━━━━━ MATERIALS PROVIDED ━━━━━

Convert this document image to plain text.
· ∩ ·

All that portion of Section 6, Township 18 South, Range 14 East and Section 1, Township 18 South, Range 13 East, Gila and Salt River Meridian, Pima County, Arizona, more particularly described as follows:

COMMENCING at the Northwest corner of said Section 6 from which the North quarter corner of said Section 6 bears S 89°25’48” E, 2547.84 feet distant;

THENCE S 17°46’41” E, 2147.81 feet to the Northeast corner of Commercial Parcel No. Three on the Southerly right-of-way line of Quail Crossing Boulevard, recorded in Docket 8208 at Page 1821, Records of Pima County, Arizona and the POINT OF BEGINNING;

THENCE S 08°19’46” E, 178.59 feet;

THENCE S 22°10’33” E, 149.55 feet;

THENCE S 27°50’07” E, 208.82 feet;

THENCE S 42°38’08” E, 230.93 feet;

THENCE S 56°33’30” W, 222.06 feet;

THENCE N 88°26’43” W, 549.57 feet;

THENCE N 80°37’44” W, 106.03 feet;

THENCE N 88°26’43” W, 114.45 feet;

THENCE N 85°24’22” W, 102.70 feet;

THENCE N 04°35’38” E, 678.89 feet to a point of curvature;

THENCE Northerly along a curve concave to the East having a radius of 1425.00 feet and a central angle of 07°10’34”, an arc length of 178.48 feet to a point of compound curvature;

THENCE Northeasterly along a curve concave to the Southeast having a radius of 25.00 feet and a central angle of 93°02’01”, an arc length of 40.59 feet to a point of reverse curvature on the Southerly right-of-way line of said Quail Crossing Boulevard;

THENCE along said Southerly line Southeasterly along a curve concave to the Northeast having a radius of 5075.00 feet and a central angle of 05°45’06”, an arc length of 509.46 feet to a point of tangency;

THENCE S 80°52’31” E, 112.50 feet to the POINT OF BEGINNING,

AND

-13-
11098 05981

━━━━━

Return from the data every line that holds "concave".

THENCE Northerly along a curve concave to the East having a radius of 1425.00 feet and a central angle of 07°10’34”, an arc length of 178.48 feet to a point of compound curvature;
THENCE Northeasterly along a curve concave to the Southeast having a radius of 25.00 feet and a central angle of 93°02’01”, an arc length of 40.59 feet to a point of reverse curvature on the Southerly right-of-way line of said Quail Crossing Boulevard;
THENCE along said Southerly line Southeasterly along a curve concave to the Northeast having a radius of 5075.00 feet and a central angle of 05°45’06”, an arc length of 509.46 feet to a point of tangency;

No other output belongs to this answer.